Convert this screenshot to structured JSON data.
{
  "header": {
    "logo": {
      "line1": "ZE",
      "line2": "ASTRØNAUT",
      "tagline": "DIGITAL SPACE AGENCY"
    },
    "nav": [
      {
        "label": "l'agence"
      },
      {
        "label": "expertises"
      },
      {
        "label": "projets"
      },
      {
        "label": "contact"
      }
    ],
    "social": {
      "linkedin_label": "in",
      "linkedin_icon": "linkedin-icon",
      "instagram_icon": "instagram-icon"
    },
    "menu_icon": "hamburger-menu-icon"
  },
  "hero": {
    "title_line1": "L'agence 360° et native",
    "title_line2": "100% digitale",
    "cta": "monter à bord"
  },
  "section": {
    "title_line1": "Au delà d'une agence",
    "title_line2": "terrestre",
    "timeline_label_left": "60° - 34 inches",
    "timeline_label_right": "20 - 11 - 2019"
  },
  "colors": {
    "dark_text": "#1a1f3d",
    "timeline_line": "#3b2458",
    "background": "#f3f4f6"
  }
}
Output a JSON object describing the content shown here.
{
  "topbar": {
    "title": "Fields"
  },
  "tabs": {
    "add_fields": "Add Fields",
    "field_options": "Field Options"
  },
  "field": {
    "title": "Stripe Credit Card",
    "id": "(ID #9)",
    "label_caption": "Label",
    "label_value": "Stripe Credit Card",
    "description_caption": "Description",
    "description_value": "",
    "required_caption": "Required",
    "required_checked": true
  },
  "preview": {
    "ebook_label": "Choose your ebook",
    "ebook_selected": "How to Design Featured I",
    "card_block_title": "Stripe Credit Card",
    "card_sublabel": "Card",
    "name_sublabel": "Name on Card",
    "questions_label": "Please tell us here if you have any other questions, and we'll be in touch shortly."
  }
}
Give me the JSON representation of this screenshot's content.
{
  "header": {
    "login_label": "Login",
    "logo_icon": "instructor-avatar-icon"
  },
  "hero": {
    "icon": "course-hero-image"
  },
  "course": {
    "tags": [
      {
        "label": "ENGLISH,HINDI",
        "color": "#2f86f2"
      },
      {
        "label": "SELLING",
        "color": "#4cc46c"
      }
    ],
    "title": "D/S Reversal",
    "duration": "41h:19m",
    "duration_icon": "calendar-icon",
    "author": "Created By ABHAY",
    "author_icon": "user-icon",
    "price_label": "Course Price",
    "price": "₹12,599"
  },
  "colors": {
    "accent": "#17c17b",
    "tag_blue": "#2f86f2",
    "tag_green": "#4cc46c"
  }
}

#### [EXERCISE PROMPT]
Everything from the line with "Output a JSON" to the end of the listing above needs to be duplicated exactly, both end lines included, with nothing more.

#### [OUTPUT FOR THIS EXERCISE]
Output a JSON object describing the content shown here.
{
  "topbar": {
    "title": "Fields"
  },
  "tabs": {
    "add_fields": "Add Fields",
    "field_options": "Field Options"
  },
  "field": {
    "title": "Stripe Credit Card",
    "id": "(ID #9)",
    "label_caption": "Label",
    "label_value": "Stripe Credit Card",
    "description_caption": "Description",
    "description_value": "",
    "required_caption": "Required",
    "required_checked": true
  },
  "preview": {
    "ebook_label": "Choose your ebook",
    "ebook_selected": "How to Design Featured I",
    "card_block_title": "Stripe Credit Card",
    "card_sublabel": "Card",
    "name_sublabel": "Name on Card",
    "questions_label": "Please tell us here if you have any other questions, and we'll be in touch shortly."
  }
}
Give me the JSON representation of this screenshot's content.
{
  "header": {
    "login_label": "Login",
    "logo_icon": "instructor-avatar-icon"
  },
  "hero": {
    "icon": "course-hero-image"
  },
  "course": {
    "tags": [
      {
        "label": "ENGLISH,HINDI",
        "color": "#2f86f2"
      },
      {
        "label": "SELLING",
        "color": "#4cc46c"
      }
    ],
    "title": "D/S Reversal",
    "duration": "41h:19m",
    "duration_icon": "calendar-icon",
    "author": "Created By ABHAY",
    "author_icon": "user-icon",
    "price_label": "Course Price",
    "price": "₹12,599"
  },
  "colors": {
    "accent": "#17c17b",
    "tag_blue": "#2f86f2",
    "tag_green": "#4cc46c"
  }
}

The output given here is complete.